## WHAT YOU NEED TO DO
Output the data that follows exactly, line for line.

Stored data
****************************************
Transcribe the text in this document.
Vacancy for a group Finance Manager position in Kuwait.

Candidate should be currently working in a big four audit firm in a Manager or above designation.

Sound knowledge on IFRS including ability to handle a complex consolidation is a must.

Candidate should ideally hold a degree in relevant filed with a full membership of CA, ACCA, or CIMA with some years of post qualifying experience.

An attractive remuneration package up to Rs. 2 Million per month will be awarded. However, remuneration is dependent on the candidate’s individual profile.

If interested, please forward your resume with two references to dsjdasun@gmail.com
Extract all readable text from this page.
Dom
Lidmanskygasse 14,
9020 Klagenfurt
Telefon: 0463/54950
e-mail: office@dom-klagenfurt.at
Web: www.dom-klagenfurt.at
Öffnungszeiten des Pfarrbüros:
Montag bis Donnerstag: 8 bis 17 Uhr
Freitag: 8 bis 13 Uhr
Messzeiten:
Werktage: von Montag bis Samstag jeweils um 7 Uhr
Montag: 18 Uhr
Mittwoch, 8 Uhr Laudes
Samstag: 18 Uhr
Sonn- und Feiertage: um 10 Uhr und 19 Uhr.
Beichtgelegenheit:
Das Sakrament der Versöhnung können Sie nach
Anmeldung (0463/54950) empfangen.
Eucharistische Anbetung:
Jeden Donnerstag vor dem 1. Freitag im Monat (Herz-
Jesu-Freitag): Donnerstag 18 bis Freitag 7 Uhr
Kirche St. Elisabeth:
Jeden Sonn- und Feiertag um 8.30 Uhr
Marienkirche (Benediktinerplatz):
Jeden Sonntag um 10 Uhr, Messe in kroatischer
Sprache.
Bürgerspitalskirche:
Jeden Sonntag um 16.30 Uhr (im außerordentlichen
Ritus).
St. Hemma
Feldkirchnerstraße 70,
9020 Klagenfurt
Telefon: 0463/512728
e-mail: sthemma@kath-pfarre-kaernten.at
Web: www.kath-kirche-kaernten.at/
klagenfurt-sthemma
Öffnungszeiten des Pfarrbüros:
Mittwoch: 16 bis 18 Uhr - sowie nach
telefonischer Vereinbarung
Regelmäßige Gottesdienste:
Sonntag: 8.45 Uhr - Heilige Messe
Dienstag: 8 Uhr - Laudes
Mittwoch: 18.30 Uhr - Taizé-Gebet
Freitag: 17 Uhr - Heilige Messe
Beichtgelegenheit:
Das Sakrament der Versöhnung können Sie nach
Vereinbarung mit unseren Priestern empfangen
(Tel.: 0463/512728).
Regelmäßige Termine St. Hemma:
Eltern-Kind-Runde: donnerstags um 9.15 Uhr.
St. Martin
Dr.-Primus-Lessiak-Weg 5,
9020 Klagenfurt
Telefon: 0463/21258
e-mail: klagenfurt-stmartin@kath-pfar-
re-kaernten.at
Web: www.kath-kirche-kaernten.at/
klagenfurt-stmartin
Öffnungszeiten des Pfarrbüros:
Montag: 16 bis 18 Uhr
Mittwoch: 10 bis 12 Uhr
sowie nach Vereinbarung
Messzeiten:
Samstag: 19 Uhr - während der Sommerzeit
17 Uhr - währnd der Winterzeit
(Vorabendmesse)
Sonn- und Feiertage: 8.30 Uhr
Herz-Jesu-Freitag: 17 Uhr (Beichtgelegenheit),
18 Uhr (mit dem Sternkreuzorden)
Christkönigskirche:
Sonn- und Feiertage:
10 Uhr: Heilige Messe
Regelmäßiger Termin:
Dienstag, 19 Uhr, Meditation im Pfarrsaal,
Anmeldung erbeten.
****************************************
## PROBLEM SOLUTION
Transcribe the text in this document.
Vacancy for a group Finance Manager position in Kuwait.

Candidate should be currently working in a big four audit firm in a Manager or above designation.

Sound knowledge on IFRS including ability to handle a complex consolidation is a must.

Candidate should ideally hold a degree in relevant filed with a full membership of CA, ACCA, or CIMA with some years of post qualifying experience.

An attractive remuneration package up to Rs. 2 Million per month will be awarded. However, remuneration is dependent on the candidate’s individual profile.

If interested, please forward your resume with two references to dsjdasun@gmail.com
Extract all readable text from this page.
Dom
Lidmanskygasse 14,
9020 Klagenfurt
Telefon: 0463/54950
e-mail: office@dom-klagenfurt.at
Web: www.dom-klagenfurt.at
Öffnungszeiten des Pfarrbüros:
Montag bis Donnerstag: 8 bis 17 Uhr
Freitag: 8 bis 13 Uhr
Messzeiten:
Werktage: von Montag bis Samstag jeweils um 7 Uhr
Montag: 18 Uhr
Mittwoch, 8 Uhr Laudes
Samstag: 18 Uhr
Sonn- und Feiertage: um 10 Uhr und 19 Uhr.
Beichtgelegenheit:
Das Sakrament der Versöhnung können Sie nach
Anmeldung (0463/54950) empfangen.
Eucharistische Anbetung:
Jeden Donnerstag vor dem 1. Freitag im Monat (Herz-
Jesu-Freitag): Donnerstag 18 bis Freitag 7 Uhr
Kirche St. Elisabeth:
Jeden Sonn- und Feiertag um 8.30 Uhr
Marienkirche (Benediktinerplatz):
Jeden Sonntag um 10 Uhr, Messe in kroatischer
Sprache.
Bürgerspitalskirche:
Jeden Sonntag um 16.30 Uhr (im außerordentlichen
Ritus).
St. Hemma
Feldkirchnerstraße 70,
9020 Klagenfurt
Telefon: 0463/512728
e-mail: sthemma@kath-pfarre-kaernten.at
Web: www.kath-kirche-kaernten.at/
klagenfurt-sthemma
Öffnungszeiten des Pfarrbüros:
Mittwoch: 16 bis 18 Uhr - sowie nach
telefonischer Vereinbarung
Regelmäßige Gottesdienste:
Sonntag: 8.45 Uhr - Heilige Messe
Dienstag: 8 Uhr - Laudes
Mittwoch: 18.30 Uhr - Taizé-Gebet
Freitag: 17 Uhr - Heilige Messe
Beichtgelegenheit:
Das Sakrament der Versöhnung können Sie nach
Vereinbarung mit unseren Priestern empfangen
(Tel.: 0463/512728).
Regelmäßige Termine St. Hemma:
Eltern-Kind-Runde: donnerstags um 9.15 Uhr.
St. Martin
Dr.-Primus-Lessiak-Weg 5,
9020 Klagenfurt
Telefon: 0463/21258
e-mail: klagenfurt-stmartin@kath-pfar-
re-kaernten.at
Web: www.kath-kirche-kaernten.at/
klagenfurt-stmartin
Öffnungszeiten des Pfarrbüros:
Montag: 16 bis 18 Uhr
Mittwoch: 10 bis 12 Uhr
sowie nach Vereinbarung
Messzeiten:
Samstag: 19 Uhr - während der Sommerzeit
17 Uhr - währnd der Winterzeit
(Vorabendmesse)
Sonn- und Feiertage: 8.30 Uhr
Herz-Jesu-Freitag: 17 Uhr (Beichtgelegenheit),
18 Uhr (mit dem Sternkreuzorden)
Christkönigskirche:
Sonn- und Feiertage:
10 Uhr: Heilige Messe
Regelmäßiger Termin:
Dienstag, 19 Uhr, Meditation im Pfarrsaal,
Anmeldung erbeten.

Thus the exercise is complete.